Фешин предложил ученику продать эту карикатуру. Проходящие мимо ученики советовали автору просить больше денег: “Он богатый, даст!”. Разрешил растерянность студента сам Николай Иванович. Он подошел к нему и спросил, не хочет ли он поменяться с ним рисунками. У того гора с плеч свалилась, ученик с радостью согласился. Рисунок был сделан с обычной и присущей Фешину виртуозностью, углем на серой оберточной бумаге. Тончайшими и скупыми линиями с воздушной, мягкой растушевкой изображалось тело молодой сидящей женщины. Объем, вес, анатомическая точность, упругость и нежность кожи — все было в этом неподражаемом очередном шедевре Фешина.
О его работоспособности среди учащихся ходили самые невероятные слухи. Художника всегда видели целыми днями работающим. Утром он писал в мастерской, днем его руки были испачканы краской от работы в классах, а вечером на руках были видны следы угля или сангины. Большим событием для студентов был момент, когда Фешину нравилась модель. Каждый чувствовал биение своего сердца. Стояли на деликатном расстоянии и смотрели, как быстро получается форма в цвете, с подтверждением твердого рисунка.

Николай Иванович Фешин
Подсолнухи 1934-1955

Вечером, на рисунке он садился рисовать обнаженную модель. Приходил с тонкой особенной бумагой, с одной стороны глянцевой, с другой — матовой, в выпуклых кочках, песочного цвета. Тогда в такую бумагу в магазинах заворачивали булки. Фешину эта бумага нравилась своей кочковатой фактурой. Этюд был готов. У всех кружилась голова от увиденного. Все это двигало и толкало вперед к какому-то сказочному миру ощущений.

§ Короткая задача A: Приведите еще раз фрагмент текста о Фешине между словами «О его работоспособности» и «подтверждением твердого рисунка.» включительно.
Текст о Фешине и листинг между собой не связаны.

Строки данных

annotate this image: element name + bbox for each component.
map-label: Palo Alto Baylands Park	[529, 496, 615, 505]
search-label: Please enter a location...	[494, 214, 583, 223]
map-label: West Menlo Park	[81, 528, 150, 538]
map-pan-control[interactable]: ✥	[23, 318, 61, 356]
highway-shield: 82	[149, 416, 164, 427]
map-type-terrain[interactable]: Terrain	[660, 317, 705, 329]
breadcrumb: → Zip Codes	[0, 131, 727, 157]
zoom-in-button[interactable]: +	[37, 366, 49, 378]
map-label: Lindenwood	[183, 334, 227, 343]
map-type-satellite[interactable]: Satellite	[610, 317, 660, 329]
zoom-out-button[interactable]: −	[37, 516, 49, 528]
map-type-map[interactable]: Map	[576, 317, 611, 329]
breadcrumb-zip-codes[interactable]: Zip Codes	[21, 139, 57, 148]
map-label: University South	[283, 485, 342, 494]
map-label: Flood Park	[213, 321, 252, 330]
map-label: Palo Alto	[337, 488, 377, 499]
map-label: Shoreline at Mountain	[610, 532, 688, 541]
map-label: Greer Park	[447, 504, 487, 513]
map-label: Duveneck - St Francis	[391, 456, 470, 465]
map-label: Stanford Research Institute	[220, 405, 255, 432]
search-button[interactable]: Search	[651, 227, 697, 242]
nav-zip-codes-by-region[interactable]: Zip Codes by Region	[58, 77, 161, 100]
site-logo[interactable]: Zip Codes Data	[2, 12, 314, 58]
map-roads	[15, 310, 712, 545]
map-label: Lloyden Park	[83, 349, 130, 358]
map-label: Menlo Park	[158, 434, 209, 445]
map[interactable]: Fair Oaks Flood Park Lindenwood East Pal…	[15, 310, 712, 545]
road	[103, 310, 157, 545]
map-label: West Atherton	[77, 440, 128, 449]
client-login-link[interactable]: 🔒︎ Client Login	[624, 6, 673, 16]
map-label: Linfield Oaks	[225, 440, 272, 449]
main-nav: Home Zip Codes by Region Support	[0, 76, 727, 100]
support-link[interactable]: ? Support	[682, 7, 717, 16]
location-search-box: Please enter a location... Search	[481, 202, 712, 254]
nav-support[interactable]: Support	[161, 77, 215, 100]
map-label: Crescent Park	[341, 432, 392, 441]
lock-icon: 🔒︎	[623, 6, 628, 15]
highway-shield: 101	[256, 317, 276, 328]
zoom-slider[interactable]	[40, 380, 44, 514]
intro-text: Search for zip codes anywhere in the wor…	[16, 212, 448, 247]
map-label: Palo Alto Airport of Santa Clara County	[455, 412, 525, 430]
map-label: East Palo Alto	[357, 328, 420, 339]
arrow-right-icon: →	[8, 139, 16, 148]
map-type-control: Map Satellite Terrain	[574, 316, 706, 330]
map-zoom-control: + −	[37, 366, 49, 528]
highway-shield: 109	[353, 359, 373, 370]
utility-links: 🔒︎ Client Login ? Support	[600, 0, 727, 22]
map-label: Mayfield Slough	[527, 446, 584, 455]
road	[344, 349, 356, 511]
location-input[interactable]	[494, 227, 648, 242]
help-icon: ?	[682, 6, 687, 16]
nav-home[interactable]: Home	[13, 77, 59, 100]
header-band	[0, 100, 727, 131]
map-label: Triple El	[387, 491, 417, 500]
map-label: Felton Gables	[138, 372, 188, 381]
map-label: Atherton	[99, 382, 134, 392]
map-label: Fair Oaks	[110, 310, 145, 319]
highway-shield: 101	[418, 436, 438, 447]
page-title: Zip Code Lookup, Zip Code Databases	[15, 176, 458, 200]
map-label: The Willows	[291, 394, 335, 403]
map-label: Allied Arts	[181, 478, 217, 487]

§ Короткая задача B: Перепишите без изменений строки листинга от самого его начала до строки, содержащей «317, 705, 329]», включительно.

§ Письменный ответ A:
О его работоспособности среди учащихся ходили самые невероятные слухи. Художника всегда видели целыми днями работающим. Утром он писал в мастерской, днем его руки были испачканы краской от работы в классах, а вечером на руках были видны следы угля или сангины. Большим событием для студентов был момент, когда Фешину нравилась модель. Каждый чувствовал биение своего сердца. Стояли на деликатном расстоянии и смотрели, как быстро получается форма в цвете, с подтверждением твердого рисунка.

§ Письменный ответ B:
annotate this image: element name + bbox for each component.
map-label: Palo Alto Baylands Park	[529, 496, 615, 505]
search-label: Please enter a location...	[494, 214, 583, 223]
map-label: West Menlo Park	[81, 528, 150, 538]
map-pan-control[interactable]: ✥	[23, 318, 61, 356]
highway-shield: 82	[149, 416, 164, 427]
map-type-terrain[interactable]: Terrain	[660, 317, 705, 329]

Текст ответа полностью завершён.